YOUR GOAL -
Quote the data below in full, minus the images.

Recorded data
------------
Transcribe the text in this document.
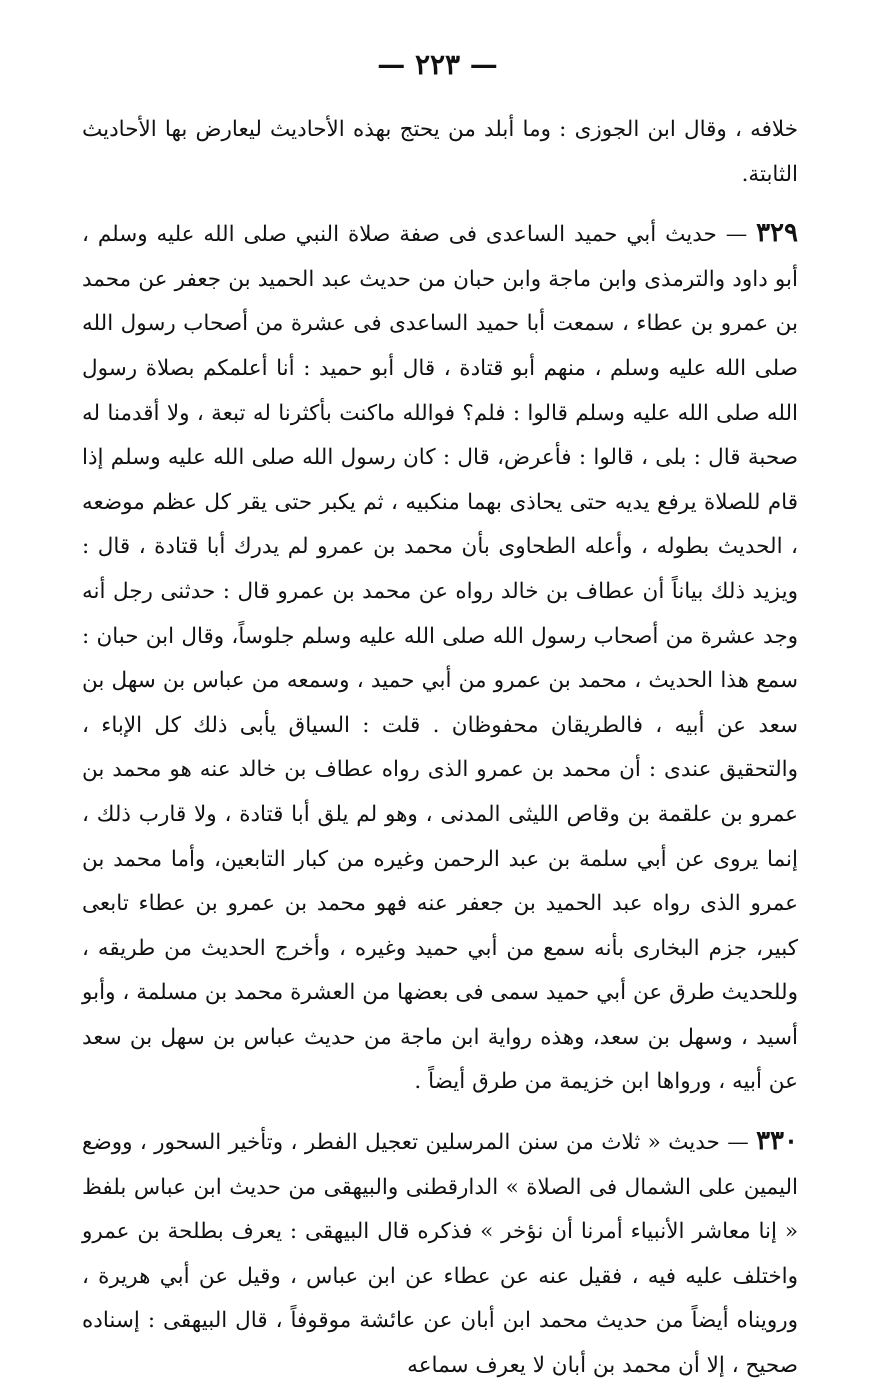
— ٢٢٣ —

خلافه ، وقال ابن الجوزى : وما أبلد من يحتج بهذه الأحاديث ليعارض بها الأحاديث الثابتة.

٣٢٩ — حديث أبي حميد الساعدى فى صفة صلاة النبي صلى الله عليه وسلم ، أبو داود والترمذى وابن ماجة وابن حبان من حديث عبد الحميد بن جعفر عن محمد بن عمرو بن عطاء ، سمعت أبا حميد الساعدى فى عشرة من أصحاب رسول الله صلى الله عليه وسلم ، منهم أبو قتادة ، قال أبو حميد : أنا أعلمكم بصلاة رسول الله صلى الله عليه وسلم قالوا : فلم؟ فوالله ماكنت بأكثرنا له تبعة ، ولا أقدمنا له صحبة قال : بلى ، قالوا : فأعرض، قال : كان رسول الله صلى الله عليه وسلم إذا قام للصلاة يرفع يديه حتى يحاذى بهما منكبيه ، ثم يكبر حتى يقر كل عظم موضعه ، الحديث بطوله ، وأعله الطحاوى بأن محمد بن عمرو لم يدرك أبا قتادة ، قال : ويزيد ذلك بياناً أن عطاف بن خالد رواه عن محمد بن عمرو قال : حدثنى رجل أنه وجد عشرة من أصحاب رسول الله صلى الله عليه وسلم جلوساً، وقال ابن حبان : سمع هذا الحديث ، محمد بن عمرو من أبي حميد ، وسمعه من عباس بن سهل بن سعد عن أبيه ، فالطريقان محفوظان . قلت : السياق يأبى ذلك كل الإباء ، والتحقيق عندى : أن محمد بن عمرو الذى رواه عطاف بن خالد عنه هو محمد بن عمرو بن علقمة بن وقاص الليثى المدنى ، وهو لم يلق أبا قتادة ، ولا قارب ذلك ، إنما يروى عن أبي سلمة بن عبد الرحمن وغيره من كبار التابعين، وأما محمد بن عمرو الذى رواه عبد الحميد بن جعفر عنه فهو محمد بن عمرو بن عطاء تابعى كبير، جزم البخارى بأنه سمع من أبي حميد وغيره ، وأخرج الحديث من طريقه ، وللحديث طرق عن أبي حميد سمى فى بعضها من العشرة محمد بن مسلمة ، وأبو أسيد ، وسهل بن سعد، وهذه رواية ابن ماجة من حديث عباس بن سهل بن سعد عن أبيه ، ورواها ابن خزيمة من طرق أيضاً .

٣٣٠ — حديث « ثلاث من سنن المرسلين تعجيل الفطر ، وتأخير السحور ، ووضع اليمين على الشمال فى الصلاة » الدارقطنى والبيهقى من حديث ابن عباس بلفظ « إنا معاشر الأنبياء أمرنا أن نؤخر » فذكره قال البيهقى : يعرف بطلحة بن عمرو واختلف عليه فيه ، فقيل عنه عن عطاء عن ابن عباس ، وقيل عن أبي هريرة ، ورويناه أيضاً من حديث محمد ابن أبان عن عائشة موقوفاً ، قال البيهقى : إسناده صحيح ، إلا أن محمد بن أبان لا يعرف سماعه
------------
ANSWER TO THE EXERCISE -
Transcribe the text in this document.
— ٢٢٣ —

خلافه ، وقال ابن الجوزى : وما أبلد من يحتج بهذه الأحاديث ليعارض بها الأحاديث الثابتة.

٣٢٩ — حديث أبي حميد الساعدى فى صفة صلاة النبي صلى الله عليه وسلم ، أبو داود والترمذى وابن ماجة وابن حبان من حديث عبد الحميد بن جعفر عن محمد بن عمرو بن عطاء ، سمعت أبا حميد الساعدى فى عشرة من أصحاب رسول الله صلى الله عليه وسلم ، منهم أبو قتادة ، قال أبو حميد : أنا أعلمكم بصلاة رسول الله صلى الله عليه وسلم قالوا : فلم؟ فوالله ماكنت بأكثرنا له تبعة ، ولا أقدمنا له صحبة قال : بلى ، قالوا : فأعرض، قال : كان رسول الله صلى الله عليه وسلم إذا قام للصلاة يرفع يديه حتى يحاذى بهما منكبيه ، ثم يكبر حتى يقر كل عظم موضعه ، الحديث بطوله ، وأعله الطحاوى بأن محمد بن عمرو لم يدرك أبا قتادة ، قال : ويزيد ذلك بياناً أن عطاف بن خالد رواه عن محمد بن عمرو قال : حدثنى رجل أنه وجد عشرة من أصحاب رسول الله صلى الله عليه وسلم جلوساً، وقال ابن حبان : سمع هذا الحديث ، محمد بن عمرو من أبي حميد ، وسمعه من عباس بن سهل بن سعد عن أبيه ، فالطريقان محفوظان . قلت : السياق يأبى ذلك كل الإباء ، والتحقيق عندى : أن محمد بن عمرو الذى رواه عطاف بن خالد عنه هو محمد بن عمرو بن علقمة بن وقاص الليثى المدنى ، وهو لم يلق أبا قتادة ، ولا قارب ذلك ، إنما يروى عن أبي سلمة بن عبد الرحمن وغيره من كبار التابعين، وأما محمد بن عمرو الذى رواه عبد الحميد بن جعفر عنه فهو محمد بن عمرو بن عطاء تابعى كبير، جزم البخارى بأنه سمع من أبي حميد وغيره ، وأخرج الحديث من طريقه ، وللحديث طرق عن أبي حميد سمى فى بعضها من العشرة محمد بن مسلمة ، وأبو أسيد ، وسهل بن سعد، وهذه رواية ابن ماجة من حديث عباس بن سهل بن سعد عن أبيه ، ورواها ابن خزيمة من طرق أيضاً .

٣٣٠ — حديث « ثلاث من سنن المرسلين تعجيل الفطر ، وتأخير السحور ، ووضع اليمين على الشمال فى الصلاة » الدارقطنى والبيهقى من حديث ابن عباس بلفظ « إنا معاشر الأنبياء أمرنا أن نؤخر » فذكره قال البيهقى : يعرف بطلحة بن عمرو واختلف عليه فيه ، فقيل عنه عن عطاء عن ابن عباس ، وقيل عن أبي هريرة ، ورويناه أيضاً من حديث محمد ابن أبان عن عائشة موقوفاً ، قال البيهقى : إسناده صحيح ، إلا أن محمد بن أبان لا يعرف سماعه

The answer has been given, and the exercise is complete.